[WHAT YOU HAVE TO DO] Search the data for the string "Symmetry" and gather each line it is in.

## begin EXERCISE MATERIAL

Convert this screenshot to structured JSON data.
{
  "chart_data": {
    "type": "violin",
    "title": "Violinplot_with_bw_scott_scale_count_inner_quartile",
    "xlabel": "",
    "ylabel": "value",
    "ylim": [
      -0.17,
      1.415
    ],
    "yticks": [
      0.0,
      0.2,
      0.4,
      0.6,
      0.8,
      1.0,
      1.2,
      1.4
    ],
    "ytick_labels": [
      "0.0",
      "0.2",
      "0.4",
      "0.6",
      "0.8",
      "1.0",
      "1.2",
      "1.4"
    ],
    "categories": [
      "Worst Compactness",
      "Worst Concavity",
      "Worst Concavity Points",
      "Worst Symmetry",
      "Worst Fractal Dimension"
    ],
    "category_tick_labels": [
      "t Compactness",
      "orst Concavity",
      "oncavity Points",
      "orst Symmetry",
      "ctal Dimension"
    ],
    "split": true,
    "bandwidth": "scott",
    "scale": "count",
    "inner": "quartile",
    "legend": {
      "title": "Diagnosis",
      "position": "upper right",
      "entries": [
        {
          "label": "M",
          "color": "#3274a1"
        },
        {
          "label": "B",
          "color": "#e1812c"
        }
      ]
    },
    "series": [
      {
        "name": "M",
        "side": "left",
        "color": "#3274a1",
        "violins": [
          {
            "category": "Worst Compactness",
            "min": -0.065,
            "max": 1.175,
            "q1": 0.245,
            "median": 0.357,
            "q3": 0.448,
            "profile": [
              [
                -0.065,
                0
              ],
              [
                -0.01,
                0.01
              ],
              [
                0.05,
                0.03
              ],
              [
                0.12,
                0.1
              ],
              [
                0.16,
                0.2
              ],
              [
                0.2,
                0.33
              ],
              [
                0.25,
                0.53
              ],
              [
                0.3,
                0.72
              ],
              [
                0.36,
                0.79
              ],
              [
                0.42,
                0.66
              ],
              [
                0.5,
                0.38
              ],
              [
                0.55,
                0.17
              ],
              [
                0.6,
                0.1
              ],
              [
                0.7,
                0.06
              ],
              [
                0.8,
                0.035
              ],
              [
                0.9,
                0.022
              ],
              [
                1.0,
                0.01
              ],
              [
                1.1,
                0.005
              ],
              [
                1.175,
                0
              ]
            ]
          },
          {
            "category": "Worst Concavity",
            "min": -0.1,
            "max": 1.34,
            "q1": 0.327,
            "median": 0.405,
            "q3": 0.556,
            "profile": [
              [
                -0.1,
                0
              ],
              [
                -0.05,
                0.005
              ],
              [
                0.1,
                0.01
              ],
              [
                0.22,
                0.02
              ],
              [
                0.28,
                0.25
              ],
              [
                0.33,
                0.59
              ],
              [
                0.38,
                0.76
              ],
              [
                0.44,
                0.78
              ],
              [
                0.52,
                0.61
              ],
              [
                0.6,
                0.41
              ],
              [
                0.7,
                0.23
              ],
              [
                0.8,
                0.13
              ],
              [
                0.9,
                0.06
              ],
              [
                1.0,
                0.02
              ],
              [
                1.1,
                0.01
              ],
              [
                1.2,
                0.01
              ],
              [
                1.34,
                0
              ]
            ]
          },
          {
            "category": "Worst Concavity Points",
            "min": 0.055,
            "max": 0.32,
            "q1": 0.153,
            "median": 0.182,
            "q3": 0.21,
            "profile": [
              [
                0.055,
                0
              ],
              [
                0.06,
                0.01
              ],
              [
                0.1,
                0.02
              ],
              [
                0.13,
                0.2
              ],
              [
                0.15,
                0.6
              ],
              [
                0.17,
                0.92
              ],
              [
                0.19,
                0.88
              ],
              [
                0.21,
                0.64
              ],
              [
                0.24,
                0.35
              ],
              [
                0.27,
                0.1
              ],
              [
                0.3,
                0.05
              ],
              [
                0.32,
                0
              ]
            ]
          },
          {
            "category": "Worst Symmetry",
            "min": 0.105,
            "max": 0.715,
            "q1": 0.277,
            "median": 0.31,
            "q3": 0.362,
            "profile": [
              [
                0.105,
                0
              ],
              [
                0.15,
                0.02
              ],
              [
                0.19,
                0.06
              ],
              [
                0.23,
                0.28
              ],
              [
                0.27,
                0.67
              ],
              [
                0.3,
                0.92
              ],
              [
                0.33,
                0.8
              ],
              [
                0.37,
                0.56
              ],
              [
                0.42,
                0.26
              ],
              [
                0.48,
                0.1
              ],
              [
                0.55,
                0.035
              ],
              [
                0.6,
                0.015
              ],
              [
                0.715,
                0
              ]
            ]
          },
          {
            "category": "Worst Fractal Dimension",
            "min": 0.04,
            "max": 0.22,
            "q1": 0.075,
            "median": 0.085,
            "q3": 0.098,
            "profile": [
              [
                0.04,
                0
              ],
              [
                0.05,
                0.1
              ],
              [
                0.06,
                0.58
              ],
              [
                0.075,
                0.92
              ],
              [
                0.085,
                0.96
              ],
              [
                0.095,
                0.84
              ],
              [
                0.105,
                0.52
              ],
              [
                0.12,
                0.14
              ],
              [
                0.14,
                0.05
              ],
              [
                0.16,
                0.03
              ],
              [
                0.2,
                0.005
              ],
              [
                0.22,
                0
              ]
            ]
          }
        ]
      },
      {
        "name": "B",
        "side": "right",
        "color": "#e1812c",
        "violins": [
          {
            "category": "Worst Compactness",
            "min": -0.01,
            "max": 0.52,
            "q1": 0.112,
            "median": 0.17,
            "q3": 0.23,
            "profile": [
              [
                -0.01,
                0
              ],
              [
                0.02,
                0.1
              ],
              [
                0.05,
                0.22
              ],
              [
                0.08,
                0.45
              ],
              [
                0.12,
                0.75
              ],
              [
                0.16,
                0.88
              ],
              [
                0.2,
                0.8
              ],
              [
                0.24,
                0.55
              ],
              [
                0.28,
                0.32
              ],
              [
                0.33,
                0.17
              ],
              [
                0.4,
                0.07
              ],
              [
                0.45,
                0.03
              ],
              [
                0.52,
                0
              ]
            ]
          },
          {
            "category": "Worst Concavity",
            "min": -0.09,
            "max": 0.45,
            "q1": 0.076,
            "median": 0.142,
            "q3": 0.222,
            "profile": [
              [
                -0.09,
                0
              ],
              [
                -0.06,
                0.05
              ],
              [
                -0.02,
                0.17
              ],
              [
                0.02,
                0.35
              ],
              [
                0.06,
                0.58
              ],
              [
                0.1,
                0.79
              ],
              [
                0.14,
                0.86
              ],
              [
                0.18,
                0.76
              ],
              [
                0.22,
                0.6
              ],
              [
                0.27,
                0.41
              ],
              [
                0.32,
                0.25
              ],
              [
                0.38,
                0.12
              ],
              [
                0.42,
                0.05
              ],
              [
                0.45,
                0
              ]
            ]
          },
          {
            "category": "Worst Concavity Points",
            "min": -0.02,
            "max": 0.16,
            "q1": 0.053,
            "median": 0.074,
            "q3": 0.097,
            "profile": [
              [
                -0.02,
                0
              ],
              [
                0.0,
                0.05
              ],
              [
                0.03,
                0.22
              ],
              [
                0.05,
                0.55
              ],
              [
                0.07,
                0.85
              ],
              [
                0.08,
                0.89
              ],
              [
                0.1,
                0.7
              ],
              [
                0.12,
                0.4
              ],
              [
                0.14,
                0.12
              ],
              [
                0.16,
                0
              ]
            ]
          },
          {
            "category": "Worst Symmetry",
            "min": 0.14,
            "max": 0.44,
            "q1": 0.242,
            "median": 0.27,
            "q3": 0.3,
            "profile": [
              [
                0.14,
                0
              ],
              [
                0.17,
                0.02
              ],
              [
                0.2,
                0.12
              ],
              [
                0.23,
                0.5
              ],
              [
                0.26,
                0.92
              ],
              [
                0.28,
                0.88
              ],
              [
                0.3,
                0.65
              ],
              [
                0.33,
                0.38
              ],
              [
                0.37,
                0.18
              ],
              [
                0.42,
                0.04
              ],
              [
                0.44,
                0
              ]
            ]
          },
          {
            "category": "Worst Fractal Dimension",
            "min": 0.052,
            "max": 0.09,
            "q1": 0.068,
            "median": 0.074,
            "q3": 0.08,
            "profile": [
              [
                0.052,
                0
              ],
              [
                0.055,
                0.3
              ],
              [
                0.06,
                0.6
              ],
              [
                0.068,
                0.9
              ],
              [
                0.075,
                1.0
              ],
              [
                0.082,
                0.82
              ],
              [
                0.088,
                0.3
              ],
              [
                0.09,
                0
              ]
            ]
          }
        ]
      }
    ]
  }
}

## end EXERCISE MATERIAL

[TASK OUTPUT]
      "Worst Symmetry",
      "orst Symmetry",
            "category": "Worst Symmetry",
            "category": "Worst Symmetry",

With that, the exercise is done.